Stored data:

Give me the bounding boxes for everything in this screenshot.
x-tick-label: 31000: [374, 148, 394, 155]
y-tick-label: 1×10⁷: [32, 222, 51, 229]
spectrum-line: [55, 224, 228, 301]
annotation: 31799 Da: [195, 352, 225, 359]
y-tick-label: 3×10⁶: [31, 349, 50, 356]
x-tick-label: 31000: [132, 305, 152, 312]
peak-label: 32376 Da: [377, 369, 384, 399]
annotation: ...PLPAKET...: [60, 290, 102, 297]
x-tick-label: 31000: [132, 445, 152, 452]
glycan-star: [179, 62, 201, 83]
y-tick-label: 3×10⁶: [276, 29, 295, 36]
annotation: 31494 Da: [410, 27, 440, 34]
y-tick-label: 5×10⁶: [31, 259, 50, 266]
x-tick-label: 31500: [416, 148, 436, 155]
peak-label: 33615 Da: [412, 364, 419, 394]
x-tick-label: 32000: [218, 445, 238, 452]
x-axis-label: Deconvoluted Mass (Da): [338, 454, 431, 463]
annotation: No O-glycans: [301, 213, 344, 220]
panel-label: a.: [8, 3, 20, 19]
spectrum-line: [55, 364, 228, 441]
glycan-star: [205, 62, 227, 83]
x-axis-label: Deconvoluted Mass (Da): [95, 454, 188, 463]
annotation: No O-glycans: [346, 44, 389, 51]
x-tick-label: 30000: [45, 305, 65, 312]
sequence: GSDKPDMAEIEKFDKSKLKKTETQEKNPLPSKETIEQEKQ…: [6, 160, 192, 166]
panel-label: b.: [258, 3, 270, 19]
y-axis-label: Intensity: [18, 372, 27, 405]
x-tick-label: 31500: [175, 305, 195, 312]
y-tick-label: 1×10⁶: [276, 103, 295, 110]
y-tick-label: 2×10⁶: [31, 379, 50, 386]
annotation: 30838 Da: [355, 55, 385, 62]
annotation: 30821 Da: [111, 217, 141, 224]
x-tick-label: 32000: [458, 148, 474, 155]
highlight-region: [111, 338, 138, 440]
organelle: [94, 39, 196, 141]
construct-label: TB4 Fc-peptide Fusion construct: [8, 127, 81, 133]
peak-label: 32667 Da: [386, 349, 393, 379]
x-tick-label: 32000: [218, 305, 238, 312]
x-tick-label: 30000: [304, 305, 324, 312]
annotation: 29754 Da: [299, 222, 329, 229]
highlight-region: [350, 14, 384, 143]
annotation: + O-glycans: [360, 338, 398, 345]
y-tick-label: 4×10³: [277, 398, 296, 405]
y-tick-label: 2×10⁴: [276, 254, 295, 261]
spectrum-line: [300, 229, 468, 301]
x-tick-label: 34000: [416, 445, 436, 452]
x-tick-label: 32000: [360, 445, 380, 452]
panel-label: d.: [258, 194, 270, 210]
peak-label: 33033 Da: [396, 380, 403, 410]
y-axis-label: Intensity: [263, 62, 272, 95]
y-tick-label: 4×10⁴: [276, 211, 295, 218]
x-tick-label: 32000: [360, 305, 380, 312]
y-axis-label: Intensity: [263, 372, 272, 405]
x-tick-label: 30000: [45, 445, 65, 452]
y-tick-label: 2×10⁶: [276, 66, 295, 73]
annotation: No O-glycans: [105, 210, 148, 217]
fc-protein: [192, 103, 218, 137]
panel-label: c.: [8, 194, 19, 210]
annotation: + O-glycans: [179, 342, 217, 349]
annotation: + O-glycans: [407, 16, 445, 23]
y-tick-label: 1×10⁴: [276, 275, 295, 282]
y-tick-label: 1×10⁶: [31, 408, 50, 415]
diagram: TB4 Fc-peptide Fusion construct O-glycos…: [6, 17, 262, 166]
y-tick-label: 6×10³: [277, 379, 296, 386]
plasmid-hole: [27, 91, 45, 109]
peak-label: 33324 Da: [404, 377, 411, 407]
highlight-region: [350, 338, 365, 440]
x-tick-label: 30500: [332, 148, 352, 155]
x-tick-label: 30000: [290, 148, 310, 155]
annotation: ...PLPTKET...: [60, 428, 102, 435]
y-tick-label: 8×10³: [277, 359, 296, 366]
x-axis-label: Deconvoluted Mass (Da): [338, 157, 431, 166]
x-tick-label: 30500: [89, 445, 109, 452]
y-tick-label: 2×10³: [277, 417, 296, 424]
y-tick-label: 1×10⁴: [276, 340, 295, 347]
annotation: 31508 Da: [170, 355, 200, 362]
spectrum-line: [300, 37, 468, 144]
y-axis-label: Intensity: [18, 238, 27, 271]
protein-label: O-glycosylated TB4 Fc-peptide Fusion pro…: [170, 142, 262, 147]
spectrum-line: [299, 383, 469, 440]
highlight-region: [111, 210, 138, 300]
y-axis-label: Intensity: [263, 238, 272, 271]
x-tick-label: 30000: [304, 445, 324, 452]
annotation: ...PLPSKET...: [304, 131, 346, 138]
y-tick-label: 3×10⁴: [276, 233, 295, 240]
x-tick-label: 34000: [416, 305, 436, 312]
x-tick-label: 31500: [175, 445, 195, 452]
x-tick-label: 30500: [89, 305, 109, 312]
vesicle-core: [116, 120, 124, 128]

Requirement: Which lines above contain "region"? Show each of them.

Answer space:
highlight-region: [111, 338, 138, 440]
highlight-region: [350, 14, 384, 143]
highlight-region: [350, 338, 365, 440]
highlight-region: [111, 210, 138, 300]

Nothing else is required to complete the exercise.